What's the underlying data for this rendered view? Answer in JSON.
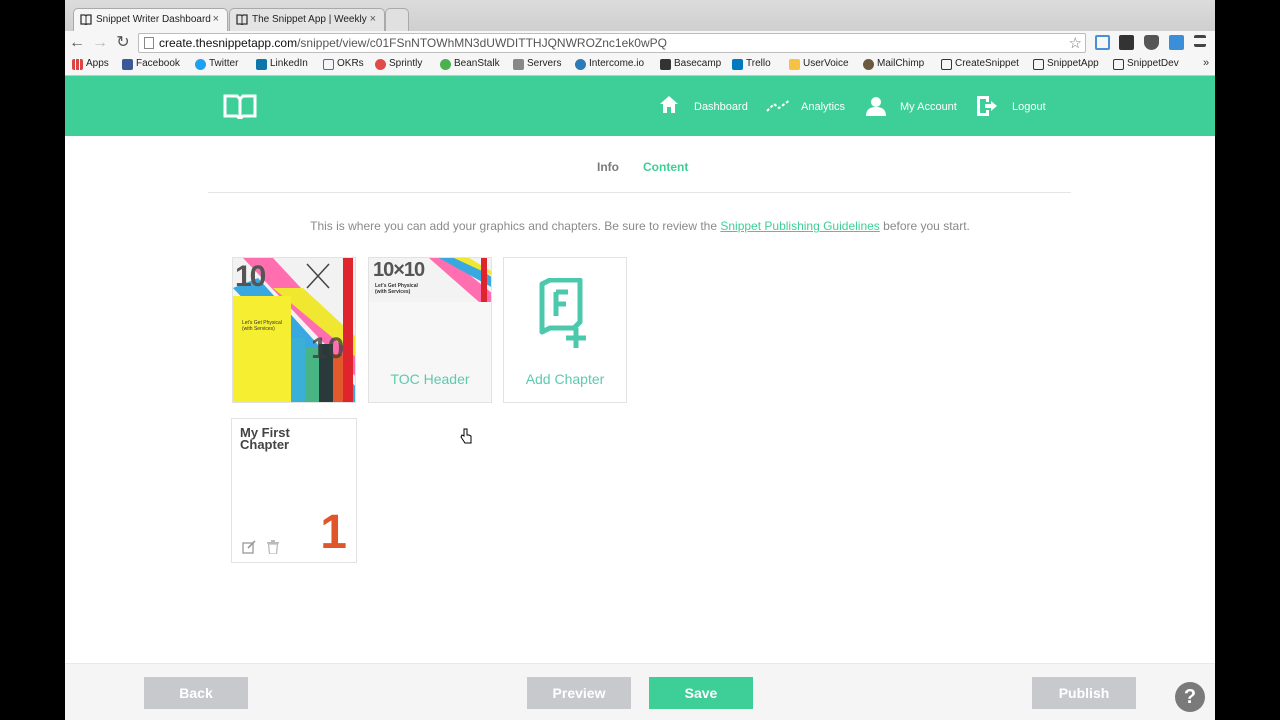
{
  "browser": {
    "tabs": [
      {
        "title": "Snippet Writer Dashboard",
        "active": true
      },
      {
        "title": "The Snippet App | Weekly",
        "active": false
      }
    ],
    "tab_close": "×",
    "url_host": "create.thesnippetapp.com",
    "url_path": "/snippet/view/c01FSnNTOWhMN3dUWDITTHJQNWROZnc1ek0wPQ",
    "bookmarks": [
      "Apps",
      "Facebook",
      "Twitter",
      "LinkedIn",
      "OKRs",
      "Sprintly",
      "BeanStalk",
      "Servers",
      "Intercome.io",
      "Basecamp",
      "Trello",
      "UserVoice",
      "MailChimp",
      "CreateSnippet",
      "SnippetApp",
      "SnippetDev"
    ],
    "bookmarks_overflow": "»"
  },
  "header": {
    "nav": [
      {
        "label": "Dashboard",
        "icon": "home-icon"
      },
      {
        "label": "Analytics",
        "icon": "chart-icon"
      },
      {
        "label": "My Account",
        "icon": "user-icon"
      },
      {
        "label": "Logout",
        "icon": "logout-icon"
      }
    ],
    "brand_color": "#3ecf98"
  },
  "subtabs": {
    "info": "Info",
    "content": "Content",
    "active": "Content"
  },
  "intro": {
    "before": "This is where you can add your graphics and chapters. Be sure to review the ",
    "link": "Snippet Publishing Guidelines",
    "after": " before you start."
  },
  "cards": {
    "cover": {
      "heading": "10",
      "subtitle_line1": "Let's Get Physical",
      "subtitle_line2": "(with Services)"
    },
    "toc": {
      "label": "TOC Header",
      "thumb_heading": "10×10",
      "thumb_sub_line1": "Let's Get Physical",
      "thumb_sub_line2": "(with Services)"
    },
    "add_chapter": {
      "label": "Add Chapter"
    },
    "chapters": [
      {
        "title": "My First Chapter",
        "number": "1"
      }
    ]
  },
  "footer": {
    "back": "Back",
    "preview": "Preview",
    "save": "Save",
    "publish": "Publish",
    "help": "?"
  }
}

* * * * *

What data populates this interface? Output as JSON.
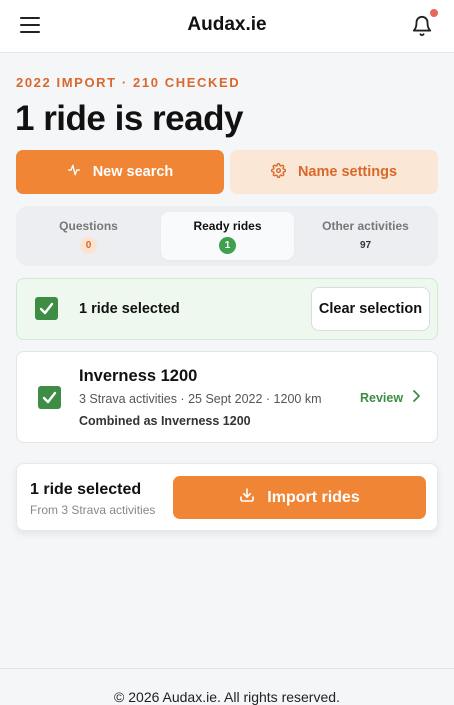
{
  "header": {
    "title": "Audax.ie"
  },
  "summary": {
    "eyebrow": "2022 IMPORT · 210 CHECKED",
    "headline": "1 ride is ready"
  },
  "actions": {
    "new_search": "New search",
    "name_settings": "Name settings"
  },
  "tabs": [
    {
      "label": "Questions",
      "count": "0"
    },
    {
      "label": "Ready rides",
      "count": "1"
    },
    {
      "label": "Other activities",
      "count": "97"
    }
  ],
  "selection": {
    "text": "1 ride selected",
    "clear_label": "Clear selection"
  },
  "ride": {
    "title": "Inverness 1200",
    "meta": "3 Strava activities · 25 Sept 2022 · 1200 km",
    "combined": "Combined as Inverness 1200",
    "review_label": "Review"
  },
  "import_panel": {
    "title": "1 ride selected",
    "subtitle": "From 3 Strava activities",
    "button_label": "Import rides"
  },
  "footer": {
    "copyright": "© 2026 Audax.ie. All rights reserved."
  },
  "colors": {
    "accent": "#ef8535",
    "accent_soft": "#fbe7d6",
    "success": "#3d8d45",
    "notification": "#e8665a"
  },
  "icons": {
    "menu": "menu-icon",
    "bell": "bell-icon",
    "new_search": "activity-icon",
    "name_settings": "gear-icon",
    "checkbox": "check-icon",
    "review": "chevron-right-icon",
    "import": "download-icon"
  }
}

* * * * *

TASK GOAL: From the listing above, pick out each line where the word "Inverness" appears.

IN RESPONSE:
    "title": "Inverness 1200",
    "combined": "Combined as Inverness 1200",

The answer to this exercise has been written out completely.